Every entry needs to be printed exactly, please.

Given records:
## begin
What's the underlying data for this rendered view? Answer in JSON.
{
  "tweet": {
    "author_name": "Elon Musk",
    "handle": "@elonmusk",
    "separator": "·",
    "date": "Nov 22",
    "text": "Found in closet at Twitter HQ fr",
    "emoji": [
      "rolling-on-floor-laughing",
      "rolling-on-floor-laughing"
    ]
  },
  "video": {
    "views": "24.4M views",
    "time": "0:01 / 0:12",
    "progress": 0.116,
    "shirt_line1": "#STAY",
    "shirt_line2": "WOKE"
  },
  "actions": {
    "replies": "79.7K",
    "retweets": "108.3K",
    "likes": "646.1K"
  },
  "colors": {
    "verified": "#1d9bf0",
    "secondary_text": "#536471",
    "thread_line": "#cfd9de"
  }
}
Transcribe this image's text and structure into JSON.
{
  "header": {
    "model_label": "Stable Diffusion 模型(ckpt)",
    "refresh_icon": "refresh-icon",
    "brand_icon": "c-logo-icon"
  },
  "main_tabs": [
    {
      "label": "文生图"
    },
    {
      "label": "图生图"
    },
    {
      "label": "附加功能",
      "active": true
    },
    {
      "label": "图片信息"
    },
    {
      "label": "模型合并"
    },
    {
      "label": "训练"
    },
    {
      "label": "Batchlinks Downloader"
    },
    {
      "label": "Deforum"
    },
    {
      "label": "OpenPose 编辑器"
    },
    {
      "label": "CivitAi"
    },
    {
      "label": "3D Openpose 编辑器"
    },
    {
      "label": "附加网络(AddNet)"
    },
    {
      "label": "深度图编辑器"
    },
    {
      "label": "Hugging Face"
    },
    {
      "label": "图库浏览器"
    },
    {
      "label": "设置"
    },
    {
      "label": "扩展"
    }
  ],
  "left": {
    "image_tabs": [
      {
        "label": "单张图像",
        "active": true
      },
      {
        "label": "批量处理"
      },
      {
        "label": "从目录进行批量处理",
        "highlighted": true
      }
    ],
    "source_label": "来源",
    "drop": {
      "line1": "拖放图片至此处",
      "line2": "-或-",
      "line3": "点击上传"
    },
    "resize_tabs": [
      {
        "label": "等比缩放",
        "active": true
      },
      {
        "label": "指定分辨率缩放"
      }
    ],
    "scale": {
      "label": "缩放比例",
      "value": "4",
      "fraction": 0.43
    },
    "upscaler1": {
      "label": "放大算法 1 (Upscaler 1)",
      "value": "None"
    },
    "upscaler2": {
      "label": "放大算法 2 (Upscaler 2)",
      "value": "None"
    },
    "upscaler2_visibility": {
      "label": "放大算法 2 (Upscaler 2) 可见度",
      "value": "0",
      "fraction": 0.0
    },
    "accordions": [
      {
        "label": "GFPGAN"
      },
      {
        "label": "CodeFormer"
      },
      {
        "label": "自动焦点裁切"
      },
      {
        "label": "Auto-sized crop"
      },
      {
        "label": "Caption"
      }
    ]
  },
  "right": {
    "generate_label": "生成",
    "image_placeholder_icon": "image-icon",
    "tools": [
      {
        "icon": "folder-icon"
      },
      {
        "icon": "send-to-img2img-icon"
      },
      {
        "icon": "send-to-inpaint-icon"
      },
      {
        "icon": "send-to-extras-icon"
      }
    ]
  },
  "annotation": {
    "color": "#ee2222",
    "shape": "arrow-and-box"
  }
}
## end
In response:
What's the underlying data for this rendered view? Answer in JSON.
{
  "tweet": {
    "author_name": "Elon Musk",
    "handle": "@elonmusk",
    "separator": "·",
    "date": "Nov 22",
    "text": "Found in closet at Twitter HQ fr",
    "emoji": [
      "rolling-on-floor-laughing",
      "rolling-on-floor-laughing"
    ]
  },
  "video": {
    "views": "24.4M views",
    "time": "0:01 / 0:12",
    "progress": 0.116,
    "shirt_line1": "#STAY",
    "shirt_line2": "WOKE"
  },
  "actions": {
    "replies": "79.7K",
    "retweets": "108.3K",
    "likes": "646.1K"
  },
  "colors": {
    "verified": "#1d9bf0",
    "secondary_text": "#536471",
    "thread_line": "#cfd9de"
  }
}
Transcribe this image's text and structure into JSON.
{
  "header": {
    "model_label": "Stable Diffusion 模型(ckpt)",
    "refresh_icon": "refresh-icon",
    "brand_icon": "c-logo-icon"
  },
  "main_tabs": [
    {
      "label": "文生图"
    },
    {
      "label": "图生图"
    },
    {
      "label": "附加功能",
      "active": true
    },
    {
      "label": "图片信息"
    },
    {
      "label": "模型合并"
    },
    {
      "label": "训练"
    },
    {
      "label": "Batchlinks Downloader"
    },
    {
      "label": "Deforum"
    },
    {
      "label": "OpenPose 编辑器"
    },
    {
      "label": "CivitAi"
    },
    {
      "label": "3D Openpose 编辑器"
    },
    {
      "label": "附加网络(AddNet)"
    },
    {
      "label": "深度图编辑器"
    },
    {
      "label": "Hugging Face"
    },
    {
      "label": "图库浏览器"
    },
    {
      "label": "设置"
    },
    {
      "label": "扩展"
    }
  ],
  "left": {
    "image_tabs": [
      {
        "label": "单张图像",
        "active": true
      },
      {
        "label": "批量处理"
      },
      {
        "label": "从目录进行批量处理",
        "highlighted": true
      }
    ],
    "source_label": "来源",
    "drop": {
      "line1": "拖放图片至此处",
      "line2": "-或-",
      "line3": "点击上传"
    },
    "resize_tabs": [
      {
        "label": "等比缩放",
        "active": true
      },
      {
        "label": "指定分辨率缩放"
      }
    ],
    "scale": {
      "label": "缩放比例",
      "value": "4",
      "fraction": 0.43
    },
    "upscaler1": {
      "label": "放大算法 1 (Upscaler 1)",
      "value": "None"
    },
    "upscaler2": {
      "label": "放大算法 2 (Upscaler 2)",
      "value": "None"
    },
    "upscaler2_visibility": {
      "label": "放大算法 2 (Upscaler 2) 可见度",
      "value": "0",
      "fraction": 0.0
    },
    "accordions": [
      {
        "label": "GFPGAN"
      },
      {
        "label": "CodeFormer"
      },
      {
        "label": "自动焦点裁切"
      },
      {
        "label": "Auto-sized crop"
      },
      {
        "label": "Caption"
      }
    ]
  },
  "right": {
    "generate_label": "生成",
    "image_placeholder_icon": "image-icon",
    "tools": [
      {
        "icon": "folder-icon"
      },
      {
        "icon": "send-to-img2img-icon"
      },
      {
        "icon": "send-to-inpaint-icon"
      },
      {
        "icon": "send-to-extras-icon"
      }
    ]
  },
  "annotation": {
    "color": "#ee2222",
    "shape": "arrow-and-box"
  }
}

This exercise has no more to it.